**DIRECTIONS FOR THIS TASK**
Gather all lines from the material that contain "image".

▬▬▬▬▬▬

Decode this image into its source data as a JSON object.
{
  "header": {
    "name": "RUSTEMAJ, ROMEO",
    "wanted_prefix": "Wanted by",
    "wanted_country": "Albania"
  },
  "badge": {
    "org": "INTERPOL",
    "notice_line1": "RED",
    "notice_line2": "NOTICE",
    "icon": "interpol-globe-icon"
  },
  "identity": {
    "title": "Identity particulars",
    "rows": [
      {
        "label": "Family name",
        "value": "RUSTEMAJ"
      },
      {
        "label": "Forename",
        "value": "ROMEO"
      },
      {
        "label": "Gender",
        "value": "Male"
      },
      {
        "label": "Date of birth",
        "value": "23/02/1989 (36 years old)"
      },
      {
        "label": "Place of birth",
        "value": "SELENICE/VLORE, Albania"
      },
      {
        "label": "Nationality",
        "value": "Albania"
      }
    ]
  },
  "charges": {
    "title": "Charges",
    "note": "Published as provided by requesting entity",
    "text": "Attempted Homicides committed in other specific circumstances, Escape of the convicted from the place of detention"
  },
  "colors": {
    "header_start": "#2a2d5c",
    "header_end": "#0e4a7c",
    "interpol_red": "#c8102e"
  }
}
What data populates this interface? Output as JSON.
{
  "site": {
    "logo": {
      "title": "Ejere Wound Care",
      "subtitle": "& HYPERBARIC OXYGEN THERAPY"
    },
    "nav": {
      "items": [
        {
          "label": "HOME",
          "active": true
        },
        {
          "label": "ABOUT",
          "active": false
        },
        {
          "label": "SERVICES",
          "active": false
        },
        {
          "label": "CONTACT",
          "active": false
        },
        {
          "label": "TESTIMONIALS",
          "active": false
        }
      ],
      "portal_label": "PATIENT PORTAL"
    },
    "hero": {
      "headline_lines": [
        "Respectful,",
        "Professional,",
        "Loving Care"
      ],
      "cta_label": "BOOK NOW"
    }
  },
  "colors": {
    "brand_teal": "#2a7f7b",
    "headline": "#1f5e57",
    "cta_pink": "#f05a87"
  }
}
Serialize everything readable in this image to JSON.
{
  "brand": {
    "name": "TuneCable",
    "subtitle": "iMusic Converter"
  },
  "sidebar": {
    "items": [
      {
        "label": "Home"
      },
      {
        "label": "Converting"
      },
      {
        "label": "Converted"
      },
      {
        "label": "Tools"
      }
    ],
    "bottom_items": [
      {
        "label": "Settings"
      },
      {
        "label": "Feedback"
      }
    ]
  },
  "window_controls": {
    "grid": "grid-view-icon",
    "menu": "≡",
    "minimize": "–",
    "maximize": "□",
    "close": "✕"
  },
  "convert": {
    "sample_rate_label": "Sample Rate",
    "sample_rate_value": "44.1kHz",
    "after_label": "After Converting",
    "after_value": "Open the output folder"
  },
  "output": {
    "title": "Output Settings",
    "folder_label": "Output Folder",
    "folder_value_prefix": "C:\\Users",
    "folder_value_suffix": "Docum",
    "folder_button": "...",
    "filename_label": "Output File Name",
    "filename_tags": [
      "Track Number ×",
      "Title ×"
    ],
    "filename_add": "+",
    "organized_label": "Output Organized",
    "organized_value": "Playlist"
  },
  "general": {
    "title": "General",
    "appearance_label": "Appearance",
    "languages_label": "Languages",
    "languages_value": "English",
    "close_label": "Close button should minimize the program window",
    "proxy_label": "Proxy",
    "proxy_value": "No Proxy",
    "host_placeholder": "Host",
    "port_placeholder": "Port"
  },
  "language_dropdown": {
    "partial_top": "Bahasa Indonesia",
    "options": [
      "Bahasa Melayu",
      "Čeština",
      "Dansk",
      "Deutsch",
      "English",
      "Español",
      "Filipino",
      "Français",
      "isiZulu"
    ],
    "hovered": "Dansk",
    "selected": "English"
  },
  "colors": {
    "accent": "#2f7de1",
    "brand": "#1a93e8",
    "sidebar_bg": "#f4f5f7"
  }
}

▬▬▬▬▬▬

**FINISHED ANSWER**
Decode this image into its source data as a JSON object.
Serialize everything readable in this image to JSON.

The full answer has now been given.